What is being asked
Wherever the word "used" appears in a line, copy that line.

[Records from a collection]
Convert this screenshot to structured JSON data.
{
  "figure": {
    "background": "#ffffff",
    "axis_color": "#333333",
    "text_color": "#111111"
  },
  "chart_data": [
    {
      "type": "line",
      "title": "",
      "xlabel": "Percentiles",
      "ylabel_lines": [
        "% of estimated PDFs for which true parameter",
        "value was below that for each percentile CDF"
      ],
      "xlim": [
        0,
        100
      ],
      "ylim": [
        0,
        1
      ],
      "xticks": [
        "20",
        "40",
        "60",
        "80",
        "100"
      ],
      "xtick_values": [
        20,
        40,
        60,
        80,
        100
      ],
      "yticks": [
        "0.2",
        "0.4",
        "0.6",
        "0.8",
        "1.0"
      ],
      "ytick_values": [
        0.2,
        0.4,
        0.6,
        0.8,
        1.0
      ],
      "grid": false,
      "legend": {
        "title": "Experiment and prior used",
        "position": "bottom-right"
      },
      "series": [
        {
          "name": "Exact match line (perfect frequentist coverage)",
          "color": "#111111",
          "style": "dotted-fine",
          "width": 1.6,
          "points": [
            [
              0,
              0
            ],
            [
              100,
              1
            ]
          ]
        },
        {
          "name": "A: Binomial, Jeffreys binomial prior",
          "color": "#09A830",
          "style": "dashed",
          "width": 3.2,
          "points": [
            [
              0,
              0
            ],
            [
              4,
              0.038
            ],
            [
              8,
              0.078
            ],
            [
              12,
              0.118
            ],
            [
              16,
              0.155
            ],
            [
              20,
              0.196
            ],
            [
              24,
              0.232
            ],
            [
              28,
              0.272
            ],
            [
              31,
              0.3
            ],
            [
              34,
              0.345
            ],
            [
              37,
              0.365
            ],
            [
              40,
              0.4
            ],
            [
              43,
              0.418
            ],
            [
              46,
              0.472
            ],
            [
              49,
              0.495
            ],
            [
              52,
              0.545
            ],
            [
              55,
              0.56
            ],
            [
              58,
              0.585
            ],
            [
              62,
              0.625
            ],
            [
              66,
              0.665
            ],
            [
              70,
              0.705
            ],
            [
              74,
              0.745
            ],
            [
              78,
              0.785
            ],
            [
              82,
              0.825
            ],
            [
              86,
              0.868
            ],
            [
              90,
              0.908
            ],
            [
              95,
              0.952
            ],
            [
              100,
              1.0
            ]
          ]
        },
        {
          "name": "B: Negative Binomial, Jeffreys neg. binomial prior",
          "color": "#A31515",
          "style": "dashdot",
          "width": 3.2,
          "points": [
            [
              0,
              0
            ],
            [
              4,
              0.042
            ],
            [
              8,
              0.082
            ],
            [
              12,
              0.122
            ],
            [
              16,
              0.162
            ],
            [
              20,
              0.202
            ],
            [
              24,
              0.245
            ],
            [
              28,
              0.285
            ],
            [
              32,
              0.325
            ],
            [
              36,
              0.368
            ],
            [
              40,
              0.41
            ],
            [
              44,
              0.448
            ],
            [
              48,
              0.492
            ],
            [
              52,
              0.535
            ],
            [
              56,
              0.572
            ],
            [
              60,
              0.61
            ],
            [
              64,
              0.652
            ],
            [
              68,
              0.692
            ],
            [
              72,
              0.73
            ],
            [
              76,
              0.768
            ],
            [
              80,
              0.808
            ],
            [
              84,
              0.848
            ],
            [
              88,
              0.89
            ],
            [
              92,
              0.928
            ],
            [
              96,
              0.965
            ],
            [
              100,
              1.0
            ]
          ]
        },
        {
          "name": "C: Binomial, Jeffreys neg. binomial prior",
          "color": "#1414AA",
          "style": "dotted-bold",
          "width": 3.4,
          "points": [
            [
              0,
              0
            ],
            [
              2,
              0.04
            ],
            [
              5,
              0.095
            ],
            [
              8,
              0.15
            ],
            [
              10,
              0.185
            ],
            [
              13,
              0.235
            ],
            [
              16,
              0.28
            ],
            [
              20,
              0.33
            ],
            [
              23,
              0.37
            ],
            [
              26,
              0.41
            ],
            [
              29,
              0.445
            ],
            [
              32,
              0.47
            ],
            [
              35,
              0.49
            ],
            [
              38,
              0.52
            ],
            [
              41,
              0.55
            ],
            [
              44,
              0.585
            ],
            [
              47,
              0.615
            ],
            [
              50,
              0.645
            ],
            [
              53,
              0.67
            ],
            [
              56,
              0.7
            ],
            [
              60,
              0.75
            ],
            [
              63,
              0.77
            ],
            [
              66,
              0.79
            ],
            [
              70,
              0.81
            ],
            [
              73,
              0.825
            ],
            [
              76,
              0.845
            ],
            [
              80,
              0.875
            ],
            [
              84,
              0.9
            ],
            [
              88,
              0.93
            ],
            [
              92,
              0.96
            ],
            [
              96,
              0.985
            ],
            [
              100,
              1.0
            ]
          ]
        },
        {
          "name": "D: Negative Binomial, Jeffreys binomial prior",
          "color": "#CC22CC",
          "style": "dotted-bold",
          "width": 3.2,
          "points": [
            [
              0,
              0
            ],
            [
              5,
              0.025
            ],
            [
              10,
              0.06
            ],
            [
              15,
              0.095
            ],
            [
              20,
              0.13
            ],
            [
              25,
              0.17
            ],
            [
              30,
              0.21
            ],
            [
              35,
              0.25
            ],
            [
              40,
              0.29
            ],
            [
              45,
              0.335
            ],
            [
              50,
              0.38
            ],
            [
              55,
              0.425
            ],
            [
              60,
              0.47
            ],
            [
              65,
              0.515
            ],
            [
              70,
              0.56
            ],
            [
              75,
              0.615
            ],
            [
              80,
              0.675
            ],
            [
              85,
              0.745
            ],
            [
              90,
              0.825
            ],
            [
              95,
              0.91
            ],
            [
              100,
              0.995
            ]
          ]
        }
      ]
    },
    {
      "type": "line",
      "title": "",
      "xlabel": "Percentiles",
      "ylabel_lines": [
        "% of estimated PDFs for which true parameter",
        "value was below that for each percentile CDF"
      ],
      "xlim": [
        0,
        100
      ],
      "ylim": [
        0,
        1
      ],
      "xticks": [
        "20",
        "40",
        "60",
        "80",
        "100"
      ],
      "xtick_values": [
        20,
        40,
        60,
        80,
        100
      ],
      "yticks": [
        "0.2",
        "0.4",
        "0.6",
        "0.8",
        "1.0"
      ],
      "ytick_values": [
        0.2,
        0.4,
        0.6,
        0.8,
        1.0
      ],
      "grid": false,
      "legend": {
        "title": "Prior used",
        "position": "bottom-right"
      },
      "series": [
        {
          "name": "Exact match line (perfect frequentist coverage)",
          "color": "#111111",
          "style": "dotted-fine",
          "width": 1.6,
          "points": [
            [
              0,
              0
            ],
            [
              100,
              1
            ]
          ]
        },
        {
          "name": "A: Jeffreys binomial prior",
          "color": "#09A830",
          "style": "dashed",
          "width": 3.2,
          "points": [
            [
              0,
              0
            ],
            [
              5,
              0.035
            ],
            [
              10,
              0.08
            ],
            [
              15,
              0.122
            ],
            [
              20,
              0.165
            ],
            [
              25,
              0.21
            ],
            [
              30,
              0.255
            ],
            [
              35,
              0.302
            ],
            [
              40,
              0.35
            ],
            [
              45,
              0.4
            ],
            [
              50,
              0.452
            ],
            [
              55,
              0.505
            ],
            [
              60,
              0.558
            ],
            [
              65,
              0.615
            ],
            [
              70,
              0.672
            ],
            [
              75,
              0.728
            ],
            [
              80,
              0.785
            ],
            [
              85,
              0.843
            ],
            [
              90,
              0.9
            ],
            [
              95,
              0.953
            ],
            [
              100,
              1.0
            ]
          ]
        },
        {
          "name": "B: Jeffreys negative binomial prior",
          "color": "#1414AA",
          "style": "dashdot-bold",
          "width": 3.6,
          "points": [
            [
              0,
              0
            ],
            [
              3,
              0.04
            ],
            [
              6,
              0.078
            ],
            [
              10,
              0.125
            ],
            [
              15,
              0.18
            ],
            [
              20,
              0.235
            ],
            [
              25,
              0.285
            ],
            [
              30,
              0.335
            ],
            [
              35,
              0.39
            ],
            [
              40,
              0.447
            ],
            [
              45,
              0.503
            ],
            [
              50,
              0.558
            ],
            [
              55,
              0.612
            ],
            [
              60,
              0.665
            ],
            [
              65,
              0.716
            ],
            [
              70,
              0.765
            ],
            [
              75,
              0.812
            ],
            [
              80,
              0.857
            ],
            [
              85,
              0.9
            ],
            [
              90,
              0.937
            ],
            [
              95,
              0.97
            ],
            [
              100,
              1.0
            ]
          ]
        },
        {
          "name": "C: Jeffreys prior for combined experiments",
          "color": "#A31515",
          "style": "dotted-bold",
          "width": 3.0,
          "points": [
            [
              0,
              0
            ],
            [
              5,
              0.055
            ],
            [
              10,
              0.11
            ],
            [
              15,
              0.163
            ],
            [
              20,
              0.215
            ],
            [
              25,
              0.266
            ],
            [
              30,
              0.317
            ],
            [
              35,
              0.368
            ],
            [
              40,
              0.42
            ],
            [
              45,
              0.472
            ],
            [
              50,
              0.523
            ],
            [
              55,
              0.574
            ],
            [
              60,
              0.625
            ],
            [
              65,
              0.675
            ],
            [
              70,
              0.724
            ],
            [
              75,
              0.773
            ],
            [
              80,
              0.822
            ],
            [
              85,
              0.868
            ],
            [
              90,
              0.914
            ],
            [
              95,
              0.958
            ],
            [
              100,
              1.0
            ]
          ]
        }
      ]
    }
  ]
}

Solution
        "title": "Experiment and prior used",
        "title": "Prior used",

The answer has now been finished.